## GIVEN TASK
Each line that includes "title" counts once; give the total and nothing besides.

## RECORD LIST

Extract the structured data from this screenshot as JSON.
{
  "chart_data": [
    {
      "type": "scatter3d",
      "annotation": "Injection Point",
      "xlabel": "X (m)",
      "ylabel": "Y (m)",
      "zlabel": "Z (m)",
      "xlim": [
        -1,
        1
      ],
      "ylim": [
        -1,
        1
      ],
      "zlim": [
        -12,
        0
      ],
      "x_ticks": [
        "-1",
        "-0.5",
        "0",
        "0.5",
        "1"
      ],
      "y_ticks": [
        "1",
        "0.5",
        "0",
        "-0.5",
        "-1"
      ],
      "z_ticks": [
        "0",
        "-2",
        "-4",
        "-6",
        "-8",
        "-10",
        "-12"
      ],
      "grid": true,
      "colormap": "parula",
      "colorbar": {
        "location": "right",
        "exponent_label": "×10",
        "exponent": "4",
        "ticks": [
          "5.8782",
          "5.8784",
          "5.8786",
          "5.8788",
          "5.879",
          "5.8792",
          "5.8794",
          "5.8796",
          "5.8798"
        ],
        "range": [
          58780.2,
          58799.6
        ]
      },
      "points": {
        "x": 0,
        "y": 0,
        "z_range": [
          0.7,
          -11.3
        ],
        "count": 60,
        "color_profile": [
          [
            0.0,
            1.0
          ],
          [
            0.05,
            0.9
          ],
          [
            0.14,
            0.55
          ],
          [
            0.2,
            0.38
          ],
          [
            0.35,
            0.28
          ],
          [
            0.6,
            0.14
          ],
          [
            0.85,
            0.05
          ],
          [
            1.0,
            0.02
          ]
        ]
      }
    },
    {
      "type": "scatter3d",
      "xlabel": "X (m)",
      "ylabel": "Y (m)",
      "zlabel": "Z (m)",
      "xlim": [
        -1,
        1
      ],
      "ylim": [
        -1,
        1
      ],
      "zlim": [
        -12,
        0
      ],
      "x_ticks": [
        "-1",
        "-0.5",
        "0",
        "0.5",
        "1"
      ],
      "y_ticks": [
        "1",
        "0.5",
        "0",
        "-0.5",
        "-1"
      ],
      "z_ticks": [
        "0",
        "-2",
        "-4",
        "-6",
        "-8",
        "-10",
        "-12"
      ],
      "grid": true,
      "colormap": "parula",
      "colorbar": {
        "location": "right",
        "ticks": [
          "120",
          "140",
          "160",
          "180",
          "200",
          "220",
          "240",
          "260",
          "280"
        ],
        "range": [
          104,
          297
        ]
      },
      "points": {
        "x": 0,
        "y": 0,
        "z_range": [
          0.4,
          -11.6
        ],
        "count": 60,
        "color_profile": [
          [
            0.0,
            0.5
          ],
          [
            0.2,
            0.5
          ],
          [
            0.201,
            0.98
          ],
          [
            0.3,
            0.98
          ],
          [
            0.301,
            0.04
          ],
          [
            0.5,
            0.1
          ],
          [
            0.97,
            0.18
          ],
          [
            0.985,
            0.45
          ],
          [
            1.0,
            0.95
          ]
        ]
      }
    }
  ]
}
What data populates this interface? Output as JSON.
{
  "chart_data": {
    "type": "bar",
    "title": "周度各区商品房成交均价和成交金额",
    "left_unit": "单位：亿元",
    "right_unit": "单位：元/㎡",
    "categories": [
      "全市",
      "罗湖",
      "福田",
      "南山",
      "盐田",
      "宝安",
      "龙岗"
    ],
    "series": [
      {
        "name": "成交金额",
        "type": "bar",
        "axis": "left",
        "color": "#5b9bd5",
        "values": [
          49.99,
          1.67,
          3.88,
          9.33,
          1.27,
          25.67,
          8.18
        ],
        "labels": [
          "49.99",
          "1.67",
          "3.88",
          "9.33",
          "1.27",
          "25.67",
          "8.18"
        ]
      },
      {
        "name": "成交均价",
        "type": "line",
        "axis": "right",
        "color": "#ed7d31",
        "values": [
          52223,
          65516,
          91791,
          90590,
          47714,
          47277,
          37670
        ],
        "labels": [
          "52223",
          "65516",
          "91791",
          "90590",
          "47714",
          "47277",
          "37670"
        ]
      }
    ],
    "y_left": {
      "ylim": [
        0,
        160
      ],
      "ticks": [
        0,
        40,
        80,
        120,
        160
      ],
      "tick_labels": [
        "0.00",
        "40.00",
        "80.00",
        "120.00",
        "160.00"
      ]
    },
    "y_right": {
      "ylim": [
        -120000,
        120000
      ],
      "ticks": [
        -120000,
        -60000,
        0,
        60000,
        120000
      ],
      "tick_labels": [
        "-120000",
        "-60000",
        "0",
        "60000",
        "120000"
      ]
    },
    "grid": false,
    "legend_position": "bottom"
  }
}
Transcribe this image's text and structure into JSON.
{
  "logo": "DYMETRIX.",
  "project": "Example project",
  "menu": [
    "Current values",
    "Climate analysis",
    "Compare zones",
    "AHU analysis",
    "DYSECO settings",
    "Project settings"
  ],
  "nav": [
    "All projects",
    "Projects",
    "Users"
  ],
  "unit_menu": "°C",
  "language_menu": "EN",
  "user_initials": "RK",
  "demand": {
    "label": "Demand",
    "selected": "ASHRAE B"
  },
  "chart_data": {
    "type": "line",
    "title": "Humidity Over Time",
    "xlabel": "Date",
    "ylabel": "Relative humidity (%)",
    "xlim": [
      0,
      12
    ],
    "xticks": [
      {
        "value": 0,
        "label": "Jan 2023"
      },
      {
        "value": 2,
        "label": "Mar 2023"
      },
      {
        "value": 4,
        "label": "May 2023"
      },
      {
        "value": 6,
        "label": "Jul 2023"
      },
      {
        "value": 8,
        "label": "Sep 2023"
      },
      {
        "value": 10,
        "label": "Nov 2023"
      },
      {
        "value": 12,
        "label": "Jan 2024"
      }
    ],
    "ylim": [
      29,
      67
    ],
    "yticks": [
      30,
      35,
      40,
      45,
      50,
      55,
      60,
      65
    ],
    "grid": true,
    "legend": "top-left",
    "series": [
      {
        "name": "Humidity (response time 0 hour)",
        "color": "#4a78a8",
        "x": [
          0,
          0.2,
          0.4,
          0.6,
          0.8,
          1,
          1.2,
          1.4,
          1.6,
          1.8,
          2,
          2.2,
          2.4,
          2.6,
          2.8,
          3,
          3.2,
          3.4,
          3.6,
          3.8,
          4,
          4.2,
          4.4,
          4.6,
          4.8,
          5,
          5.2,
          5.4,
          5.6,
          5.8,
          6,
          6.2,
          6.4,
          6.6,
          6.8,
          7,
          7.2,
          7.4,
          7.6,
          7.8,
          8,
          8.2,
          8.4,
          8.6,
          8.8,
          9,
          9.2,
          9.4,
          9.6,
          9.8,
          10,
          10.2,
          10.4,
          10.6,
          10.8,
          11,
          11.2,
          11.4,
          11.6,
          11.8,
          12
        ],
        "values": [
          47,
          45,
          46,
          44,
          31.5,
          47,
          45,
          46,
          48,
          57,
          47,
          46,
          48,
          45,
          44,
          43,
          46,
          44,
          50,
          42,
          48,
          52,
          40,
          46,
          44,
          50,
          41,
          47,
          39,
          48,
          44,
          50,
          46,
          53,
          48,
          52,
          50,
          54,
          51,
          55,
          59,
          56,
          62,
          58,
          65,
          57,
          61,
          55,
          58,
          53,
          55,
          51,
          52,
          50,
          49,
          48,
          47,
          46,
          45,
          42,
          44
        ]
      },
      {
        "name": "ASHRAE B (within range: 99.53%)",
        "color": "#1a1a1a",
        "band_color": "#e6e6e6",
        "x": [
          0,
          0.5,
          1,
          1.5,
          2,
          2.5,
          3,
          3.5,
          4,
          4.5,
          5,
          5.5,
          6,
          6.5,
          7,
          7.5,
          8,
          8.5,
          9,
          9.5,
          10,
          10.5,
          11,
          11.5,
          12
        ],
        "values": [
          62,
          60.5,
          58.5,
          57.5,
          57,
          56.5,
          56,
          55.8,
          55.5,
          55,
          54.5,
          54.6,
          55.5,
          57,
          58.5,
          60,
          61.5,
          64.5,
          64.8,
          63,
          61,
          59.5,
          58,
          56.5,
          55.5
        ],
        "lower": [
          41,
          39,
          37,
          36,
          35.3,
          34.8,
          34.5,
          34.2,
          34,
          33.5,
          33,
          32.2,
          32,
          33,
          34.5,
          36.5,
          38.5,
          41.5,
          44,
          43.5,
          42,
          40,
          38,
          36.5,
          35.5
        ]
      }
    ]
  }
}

## CORRECT RESPONSE
2